> **EXERCISE PROMPT**:
Every line below that includes "more" counts toward the total. Report that total alone.

> **PROVIDED DATA**:
******

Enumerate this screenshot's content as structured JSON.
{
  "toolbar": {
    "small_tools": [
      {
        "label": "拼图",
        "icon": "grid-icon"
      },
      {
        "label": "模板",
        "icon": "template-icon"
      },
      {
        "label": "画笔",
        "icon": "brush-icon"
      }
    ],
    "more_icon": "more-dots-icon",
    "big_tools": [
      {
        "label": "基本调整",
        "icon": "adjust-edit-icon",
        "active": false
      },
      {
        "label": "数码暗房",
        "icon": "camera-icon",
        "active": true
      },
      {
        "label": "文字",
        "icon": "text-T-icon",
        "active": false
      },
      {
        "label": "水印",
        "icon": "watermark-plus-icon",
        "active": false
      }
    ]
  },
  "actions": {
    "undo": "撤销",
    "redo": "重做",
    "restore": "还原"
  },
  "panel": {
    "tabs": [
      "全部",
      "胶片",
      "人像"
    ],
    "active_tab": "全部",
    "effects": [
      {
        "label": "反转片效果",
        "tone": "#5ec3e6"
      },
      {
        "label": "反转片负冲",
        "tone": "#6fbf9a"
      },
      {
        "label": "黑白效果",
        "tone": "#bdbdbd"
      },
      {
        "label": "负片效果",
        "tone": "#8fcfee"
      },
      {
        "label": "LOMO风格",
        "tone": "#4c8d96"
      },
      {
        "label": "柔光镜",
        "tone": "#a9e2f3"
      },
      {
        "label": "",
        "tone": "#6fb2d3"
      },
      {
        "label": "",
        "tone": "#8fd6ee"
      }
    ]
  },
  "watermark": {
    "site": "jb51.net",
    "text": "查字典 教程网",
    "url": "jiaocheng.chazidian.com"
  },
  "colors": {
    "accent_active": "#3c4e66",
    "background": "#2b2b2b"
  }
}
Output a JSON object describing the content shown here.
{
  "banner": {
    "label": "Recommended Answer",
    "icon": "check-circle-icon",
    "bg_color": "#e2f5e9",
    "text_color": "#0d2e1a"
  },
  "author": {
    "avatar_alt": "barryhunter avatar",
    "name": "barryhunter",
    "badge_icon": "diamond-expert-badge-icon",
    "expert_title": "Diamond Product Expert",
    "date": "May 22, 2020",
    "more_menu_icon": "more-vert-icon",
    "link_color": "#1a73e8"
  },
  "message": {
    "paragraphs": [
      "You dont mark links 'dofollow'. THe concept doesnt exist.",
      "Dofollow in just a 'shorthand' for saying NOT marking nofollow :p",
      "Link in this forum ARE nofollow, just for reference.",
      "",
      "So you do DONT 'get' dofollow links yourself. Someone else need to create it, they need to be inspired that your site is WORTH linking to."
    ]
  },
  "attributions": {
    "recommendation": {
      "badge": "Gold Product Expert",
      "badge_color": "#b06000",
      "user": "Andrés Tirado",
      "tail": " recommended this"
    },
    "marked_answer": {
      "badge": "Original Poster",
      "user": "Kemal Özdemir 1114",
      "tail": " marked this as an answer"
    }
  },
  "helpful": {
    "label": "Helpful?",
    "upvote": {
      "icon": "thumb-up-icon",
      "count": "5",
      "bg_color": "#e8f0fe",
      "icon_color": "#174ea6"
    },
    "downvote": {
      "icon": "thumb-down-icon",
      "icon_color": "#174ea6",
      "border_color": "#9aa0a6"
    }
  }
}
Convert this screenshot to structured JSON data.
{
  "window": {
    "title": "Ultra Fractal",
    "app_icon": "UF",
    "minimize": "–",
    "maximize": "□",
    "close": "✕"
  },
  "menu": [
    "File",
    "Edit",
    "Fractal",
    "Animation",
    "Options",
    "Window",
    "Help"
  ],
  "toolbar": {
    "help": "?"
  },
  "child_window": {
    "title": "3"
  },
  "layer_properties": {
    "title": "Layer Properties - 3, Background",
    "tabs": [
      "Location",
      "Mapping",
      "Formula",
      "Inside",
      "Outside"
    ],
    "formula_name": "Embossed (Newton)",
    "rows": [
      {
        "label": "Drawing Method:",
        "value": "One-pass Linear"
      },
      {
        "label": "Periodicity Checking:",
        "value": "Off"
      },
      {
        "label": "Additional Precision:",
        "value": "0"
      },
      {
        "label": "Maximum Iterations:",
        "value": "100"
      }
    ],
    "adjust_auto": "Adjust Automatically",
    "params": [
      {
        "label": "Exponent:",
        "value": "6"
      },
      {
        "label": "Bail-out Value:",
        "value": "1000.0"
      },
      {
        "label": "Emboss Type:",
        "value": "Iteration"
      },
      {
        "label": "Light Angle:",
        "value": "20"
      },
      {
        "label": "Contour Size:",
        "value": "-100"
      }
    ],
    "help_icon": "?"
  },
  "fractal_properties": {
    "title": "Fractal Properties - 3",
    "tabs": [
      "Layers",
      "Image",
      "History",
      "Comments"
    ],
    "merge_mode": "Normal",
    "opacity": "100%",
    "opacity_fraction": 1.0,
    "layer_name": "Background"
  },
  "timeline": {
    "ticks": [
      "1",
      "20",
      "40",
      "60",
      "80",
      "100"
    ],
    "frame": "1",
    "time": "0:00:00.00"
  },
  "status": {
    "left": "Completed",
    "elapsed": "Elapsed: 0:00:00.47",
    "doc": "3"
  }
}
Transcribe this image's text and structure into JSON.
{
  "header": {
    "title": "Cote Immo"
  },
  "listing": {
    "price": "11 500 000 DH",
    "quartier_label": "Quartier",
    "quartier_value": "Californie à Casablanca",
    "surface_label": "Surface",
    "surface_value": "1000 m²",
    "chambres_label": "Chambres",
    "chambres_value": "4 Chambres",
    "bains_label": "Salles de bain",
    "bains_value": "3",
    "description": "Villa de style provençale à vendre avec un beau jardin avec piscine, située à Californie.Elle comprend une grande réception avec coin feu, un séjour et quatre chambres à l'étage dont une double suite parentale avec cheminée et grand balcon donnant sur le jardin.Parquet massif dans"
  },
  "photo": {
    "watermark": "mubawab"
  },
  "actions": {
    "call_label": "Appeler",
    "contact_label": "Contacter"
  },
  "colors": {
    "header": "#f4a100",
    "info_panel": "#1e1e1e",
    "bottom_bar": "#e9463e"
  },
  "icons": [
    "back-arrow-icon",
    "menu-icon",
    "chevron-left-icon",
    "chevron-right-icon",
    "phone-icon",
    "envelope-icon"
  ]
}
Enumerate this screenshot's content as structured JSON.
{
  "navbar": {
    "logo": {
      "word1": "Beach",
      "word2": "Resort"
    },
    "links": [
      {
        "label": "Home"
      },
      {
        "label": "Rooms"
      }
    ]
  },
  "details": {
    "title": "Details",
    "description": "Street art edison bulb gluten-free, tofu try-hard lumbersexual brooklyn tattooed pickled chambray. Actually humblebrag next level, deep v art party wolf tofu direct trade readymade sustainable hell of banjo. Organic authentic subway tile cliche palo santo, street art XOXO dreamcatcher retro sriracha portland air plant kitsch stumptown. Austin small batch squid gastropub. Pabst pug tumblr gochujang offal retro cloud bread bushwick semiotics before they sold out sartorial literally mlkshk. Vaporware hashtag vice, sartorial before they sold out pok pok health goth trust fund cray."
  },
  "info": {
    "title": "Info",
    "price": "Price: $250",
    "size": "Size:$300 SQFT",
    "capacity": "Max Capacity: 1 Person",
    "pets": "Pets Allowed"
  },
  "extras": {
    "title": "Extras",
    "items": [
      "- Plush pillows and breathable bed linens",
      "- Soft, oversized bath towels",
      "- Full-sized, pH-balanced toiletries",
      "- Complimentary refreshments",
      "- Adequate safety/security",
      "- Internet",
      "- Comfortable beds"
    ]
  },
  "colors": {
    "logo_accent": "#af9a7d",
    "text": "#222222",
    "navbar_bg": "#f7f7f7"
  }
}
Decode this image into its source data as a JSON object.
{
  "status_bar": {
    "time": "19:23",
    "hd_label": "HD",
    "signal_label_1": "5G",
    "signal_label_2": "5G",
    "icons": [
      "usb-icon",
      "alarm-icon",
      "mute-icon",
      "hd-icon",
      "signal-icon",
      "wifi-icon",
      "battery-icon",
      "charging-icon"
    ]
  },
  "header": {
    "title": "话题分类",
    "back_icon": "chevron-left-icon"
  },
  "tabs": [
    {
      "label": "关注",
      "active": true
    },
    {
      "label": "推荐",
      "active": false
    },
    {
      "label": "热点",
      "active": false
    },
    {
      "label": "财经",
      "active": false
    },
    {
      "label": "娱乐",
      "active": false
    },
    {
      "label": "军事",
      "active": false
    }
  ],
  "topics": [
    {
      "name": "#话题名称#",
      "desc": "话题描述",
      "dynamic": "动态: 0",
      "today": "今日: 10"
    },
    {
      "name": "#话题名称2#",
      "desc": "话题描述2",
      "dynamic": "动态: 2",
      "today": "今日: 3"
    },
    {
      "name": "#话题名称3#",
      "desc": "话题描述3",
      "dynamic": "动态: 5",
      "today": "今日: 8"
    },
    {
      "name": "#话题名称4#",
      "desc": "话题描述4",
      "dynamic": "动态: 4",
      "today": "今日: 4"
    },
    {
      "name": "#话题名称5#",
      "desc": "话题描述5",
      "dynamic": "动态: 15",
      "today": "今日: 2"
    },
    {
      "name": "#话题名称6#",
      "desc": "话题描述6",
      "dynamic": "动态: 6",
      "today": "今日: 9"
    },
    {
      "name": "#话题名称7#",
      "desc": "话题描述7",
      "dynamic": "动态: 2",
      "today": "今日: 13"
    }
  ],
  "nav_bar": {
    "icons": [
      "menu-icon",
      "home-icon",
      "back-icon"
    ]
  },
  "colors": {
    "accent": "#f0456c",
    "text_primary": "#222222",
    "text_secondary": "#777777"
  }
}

******

> **EXPECTED OUTPUT**:
2